Find the string "ГОСТ" in the entries and copy each line that has it.

START

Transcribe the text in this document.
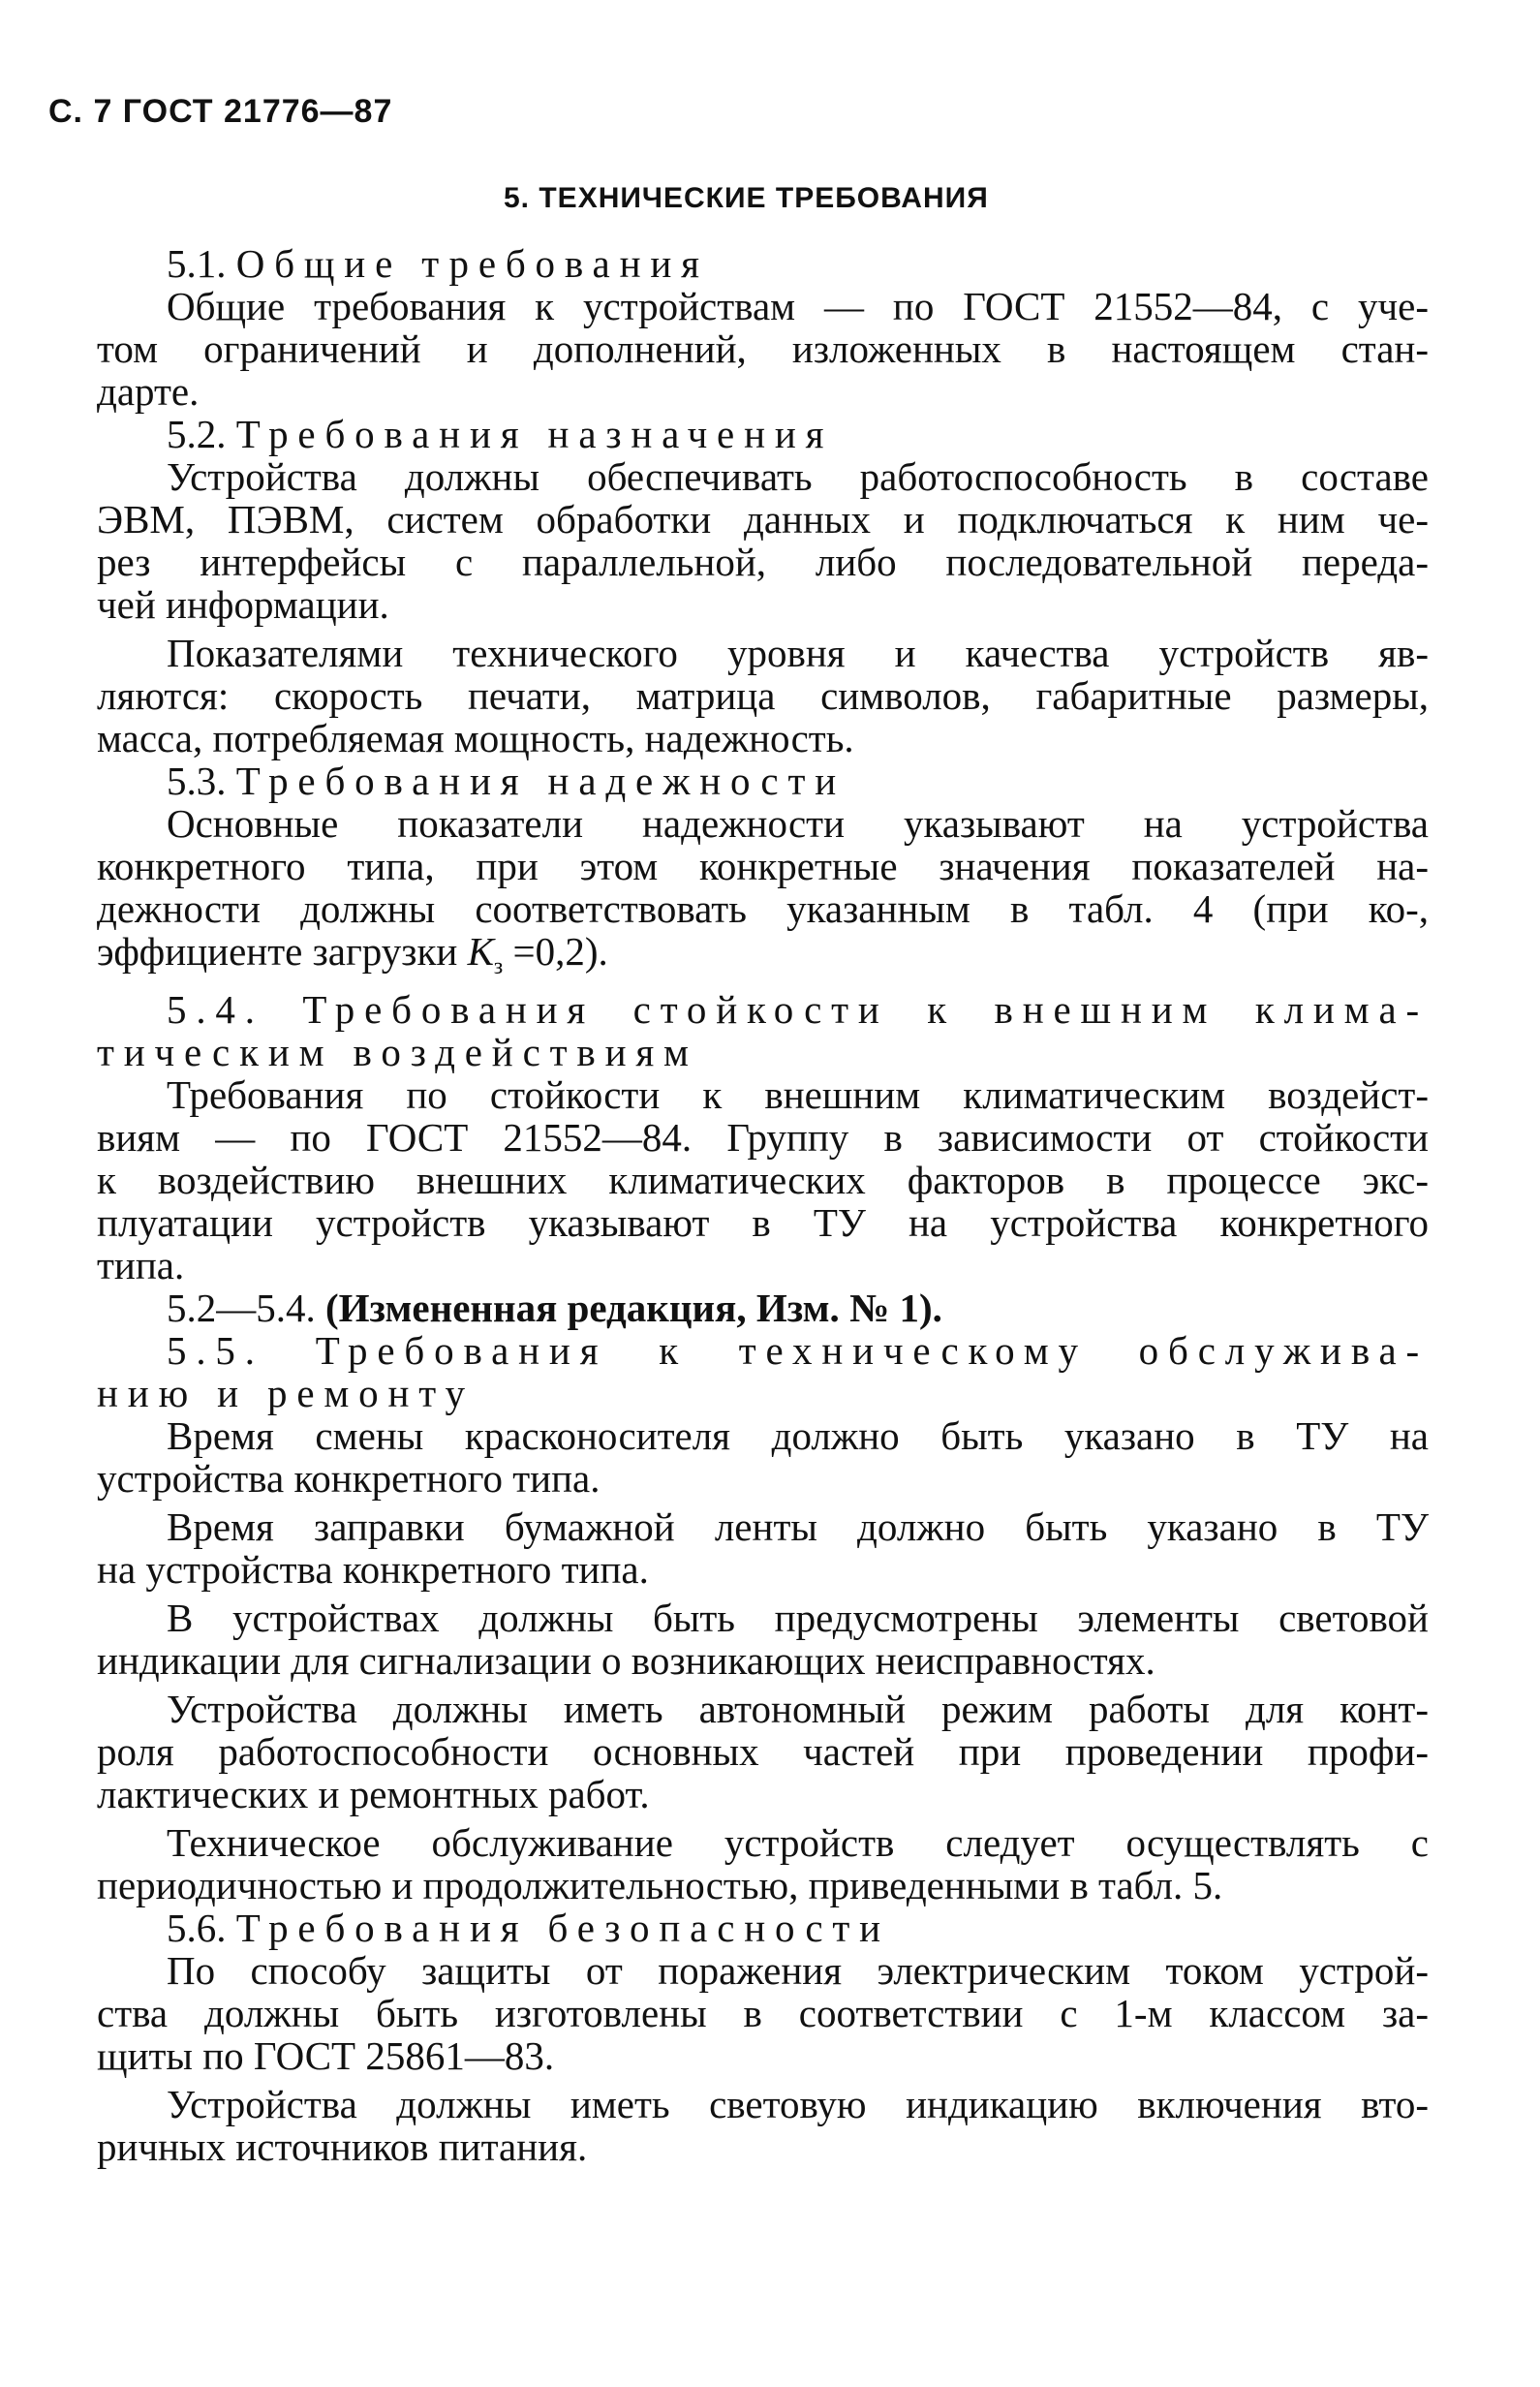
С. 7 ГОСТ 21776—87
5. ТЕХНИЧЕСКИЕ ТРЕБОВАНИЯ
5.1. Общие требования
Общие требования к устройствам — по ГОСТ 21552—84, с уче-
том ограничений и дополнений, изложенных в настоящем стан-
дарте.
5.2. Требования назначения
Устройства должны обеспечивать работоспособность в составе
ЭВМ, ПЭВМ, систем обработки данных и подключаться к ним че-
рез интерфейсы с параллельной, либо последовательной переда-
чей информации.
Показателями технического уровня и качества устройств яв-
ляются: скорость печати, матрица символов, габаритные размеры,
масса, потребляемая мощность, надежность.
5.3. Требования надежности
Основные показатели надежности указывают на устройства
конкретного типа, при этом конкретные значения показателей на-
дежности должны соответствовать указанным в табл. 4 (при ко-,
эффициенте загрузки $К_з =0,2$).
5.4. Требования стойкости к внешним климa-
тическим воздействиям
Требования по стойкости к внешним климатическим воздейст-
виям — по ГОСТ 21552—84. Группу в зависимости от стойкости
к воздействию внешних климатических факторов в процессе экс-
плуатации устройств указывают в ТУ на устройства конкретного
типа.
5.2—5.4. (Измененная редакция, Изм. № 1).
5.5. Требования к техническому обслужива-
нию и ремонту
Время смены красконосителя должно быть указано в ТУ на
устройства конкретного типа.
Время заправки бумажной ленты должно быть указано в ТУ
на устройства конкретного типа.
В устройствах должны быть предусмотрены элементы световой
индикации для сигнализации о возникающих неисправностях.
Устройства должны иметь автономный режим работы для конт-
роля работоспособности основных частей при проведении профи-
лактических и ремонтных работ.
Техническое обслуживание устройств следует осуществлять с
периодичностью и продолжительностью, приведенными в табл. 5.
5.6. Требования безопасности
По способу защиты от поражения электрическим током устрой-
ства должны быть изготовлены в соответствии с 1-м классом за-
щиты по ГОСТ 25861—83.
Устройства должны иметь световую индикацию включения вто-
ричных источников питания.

END
START

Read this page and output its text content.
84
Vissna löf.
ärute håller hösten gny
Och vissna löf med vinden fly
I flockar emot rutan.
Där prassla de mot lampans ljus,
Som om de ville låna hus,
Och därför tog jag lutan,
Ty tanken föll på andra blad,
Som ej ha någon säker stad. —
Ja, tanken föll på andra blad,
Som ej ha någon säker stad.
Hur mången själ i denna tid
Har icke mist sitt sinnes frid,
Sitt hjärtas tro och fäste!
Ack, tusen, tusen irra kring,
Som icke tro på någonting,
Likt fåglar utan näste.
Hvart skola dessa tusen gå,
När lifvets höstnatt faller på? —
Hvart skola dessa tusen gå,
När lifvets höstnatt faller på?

END
START

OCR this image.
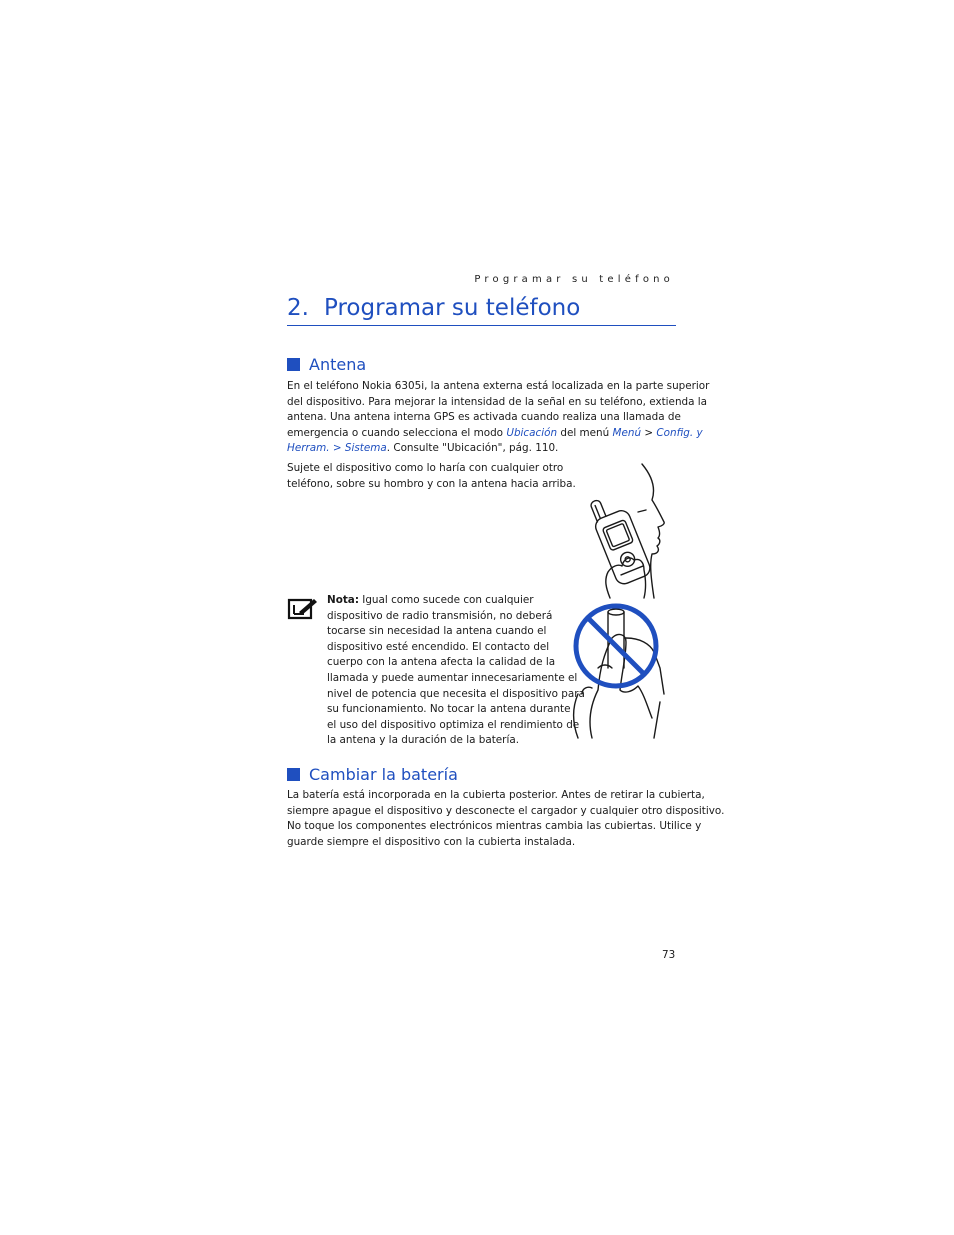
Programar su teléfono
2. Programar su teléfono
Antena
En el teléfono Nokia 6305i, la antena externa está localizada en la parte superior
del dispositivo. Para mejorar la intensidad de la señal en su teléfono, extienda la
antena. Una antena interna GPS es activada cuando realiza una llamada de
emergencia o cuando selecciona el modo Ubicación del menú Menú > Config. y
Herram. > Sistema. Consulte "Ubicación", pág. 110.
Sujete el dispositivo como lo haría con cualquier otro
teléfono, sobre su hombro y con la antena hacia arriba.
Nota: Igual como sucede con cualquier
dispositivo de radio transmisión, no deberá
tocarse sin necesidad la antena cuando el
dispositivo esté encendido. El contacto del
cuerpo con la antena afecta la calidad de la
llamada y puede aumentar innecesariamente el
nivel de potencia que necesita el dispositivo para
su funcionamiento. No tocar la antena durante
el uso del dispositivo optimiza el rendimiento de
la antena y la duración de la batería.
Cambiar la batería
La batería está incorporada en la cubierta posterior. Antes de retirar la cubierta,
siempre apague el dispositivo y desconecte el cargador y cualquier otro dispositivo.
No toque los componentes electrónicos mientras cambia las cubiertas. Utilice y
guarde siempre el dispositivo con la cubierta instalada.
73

END

**ANSWER TO THIS EXERCISE:**
С. 7 ГОСТ 21776—87
Общие требования к устройствам — по ГОСТ 21552—84, с уче-
виям — по ГОСТ 21552—84. Группу в зависимости от стойкости
щиты по ГОСТ 25861—83.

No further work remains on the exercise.